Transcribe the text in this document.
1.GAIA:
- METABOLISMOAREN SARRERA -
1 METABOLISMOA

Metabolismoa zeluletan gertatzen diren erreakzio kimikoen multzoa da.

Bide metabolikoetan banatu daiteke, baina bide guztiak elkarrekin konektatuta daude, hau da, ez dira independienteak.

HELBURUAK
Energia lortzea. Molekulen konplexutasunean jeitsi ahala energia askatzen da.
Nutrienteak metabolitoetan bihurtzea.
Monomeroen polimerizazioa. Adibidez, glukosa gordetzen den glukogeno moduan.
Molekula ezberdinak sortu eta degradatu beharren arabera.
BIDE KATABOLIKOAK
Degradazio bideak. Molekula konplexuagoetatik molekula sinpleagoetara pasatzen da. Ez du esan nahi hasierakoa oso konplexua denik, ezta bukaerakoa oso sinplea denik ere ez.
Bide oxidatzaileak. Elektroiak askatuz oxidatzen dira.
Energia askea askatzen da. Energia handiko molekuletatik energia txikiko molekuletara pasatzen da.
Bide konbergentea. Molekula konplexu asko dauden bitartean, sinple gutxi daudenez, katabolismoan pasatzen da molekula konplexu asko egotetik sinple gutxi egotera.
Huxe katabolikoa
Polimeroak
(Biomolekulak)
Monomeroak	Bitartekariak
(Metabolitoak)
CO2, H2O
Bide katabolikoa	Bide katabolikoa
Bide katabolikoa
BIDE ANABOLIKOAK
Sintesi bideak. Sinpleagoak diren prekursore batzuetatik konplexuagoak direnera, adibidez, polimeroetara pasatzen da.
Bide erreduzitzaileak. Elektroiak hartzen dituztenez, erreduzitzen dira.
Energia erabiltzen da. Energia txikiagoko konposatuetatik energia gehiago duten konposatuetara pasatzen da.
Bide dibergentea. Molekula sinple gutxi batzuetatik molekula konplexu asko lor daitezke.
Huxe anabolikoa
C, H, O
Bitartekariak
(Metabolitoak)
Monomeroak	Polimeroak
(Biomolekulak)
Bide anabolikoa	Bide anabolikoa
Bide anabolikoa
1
· · · ·
*TASK DESCRIPTION*
Find and copy each line above that includes the string "energia".

*SOLVED EXERCISE*
Energia lortzea. Molekulen konplexutasunean jeitsi ahala energia askatzen da.
Energia askea askatzen da. Energia handiko molekuletatik energia txikiko molekuletara pasatzen da.
Energia erabiltzen da. Energia txikiagoko konposatuetatik energia gehiago duten konposatuetara pasatzen da.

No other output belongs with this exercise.